● **GIVEN INSTRUCTION**
Print the entries below in their entirety, exactly as they are written.

□ □ □ □ □ □ □

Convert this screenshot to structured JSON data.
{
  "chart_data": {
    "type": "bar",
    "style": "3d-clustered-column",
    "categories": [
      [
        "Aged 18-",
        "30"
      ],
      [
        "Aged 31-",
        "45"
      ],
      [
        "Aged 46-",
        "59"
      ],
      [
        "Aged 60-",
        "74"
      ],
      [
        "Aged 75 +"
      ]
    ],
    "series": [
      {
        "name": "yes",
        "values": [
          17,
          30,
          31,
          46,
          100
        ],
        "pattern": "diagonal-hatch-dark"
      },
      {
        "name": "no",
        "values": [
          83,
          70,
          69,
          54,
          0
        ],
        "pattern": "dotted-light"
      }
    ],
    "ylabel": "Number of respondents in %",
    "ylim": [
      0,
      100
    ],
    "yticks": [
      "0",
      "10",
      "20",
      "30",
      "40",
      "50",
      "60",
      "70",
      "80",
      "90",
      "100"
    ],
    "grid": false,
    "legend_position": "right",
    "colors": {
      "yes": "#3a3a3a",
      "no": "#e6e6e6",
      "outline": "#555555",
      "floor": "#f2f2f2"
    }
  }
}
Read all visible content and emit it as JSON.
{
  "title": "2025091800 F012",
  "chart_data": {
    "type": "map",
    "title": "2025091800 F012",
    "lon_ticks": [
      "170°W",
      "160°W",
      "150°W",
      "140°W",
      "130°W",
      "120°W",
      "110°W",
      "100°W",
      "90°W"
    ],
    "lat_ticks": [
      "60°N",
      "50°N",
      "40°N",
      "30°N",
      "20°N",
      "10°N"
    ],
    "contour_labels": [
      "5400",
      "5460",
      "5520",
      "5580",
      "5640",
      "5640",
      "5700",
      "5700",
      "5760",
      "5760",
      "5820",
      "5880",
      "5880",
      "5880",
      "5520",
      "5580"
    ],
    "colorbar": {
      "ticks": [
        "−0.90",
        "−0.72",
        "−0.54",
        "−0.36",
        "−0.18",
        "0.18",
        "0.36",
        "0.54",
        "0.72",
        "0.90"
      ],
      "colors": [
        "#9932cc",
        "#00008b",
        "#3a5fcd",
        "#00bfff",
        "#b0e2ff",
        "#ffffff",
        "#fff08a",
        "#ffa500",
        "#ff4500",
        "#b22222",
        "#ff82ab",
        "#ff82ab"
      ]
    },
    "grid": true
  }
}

□ □ □ □ □ □ □

● **RESULT OF THE TASK**
Convert this screenshot to structured JSON data.
{
  "chart_data": {
    "type": "bar",
    "style": "3d-clustered-column",
    "categories": [
      [
        "Aged 18-",
        "30"
      ],
      [
        "Aged 31-",
        "45"
      ],
      [
        "Aged 46-",
        "59"
      ],
      [
        "Aged 60-",
        "74"
      ],
      [
        "Aged 75 +"
      ]
    ],
    "series": [
      {
        "name": "yes",
        "values": [
          17,
          30,
          31,
          46,
          100
        ],
        "pattern": "diagonal-hatch-dark"
      },
      {
        "name": "no",
        "values": [
          83,
          70,
          69,
          54,
          0
        ],
        "pattern": "dotted-light"
      }
    ],
    "ylabel": "Number of respondents in %",
    "ylim": [
      0,
      100
    ],
    "yticks": [
      "0",
      "10",
      "20",
      "30",
      "40",
      "50",
      "60",
      "70",
      "80",
      "90",
      "100"
    ],
    "grid": false,
    "legend_position": "right",
    "colors": {
      "yes": "#3a3a3a",
      "no": "#e6e6e6",
      "outline": "#555555",
      "floor": "#f2f2f2"
    }
  }
}
Read all visible content and emit it as JSON.
{
  "title": "2025091800 F012",
  "chart_data": {
    "type": "map",
    "title": "2025091800 F012",
    "lon_ticks": [
      "170°W",
      "160°W",
      "150°W",
      "140°W",
      "130°W",
      "120°W",
      "110°W",
      "100°W",
      "90°W"
    ],
    "lat_ticks": [
      "60°N",
      "50°N",
      "40°N",
      "30°N",
      "20°N",
      "10°N"
    ],
    "contour_labels": [
      "5400",
      "5460",
      "5520",
      "5580",
      "5640",
      "5640",
      "5700",
      "5700",
      "5760",
      "5760",
      "5820",
      "5880",
      "5880",
      "5880",
      "5520",
      "5580"
    ],
    "colorbar": {
      "ticks": [
        "−0.90",
        "−0.72",
        "−0.54",
        "−0.36",
        "−0.18",
        "0.18",
        "0.36",
        "0.54",
        "0.72",
        "0.90"
      ],
      "colors": [
        "#9932cc",
        "#00008b",
        "#3a5fcd",
        "#00bfff",
        "#b0e2ff",
        "#ffffff",
        "#fff08a",
        "#ffa500",
        "#ff4500",
        "#b22222",
        "#ff82ab",
        "#ff82ab"
      ]
    },
    "grid": true
  }
}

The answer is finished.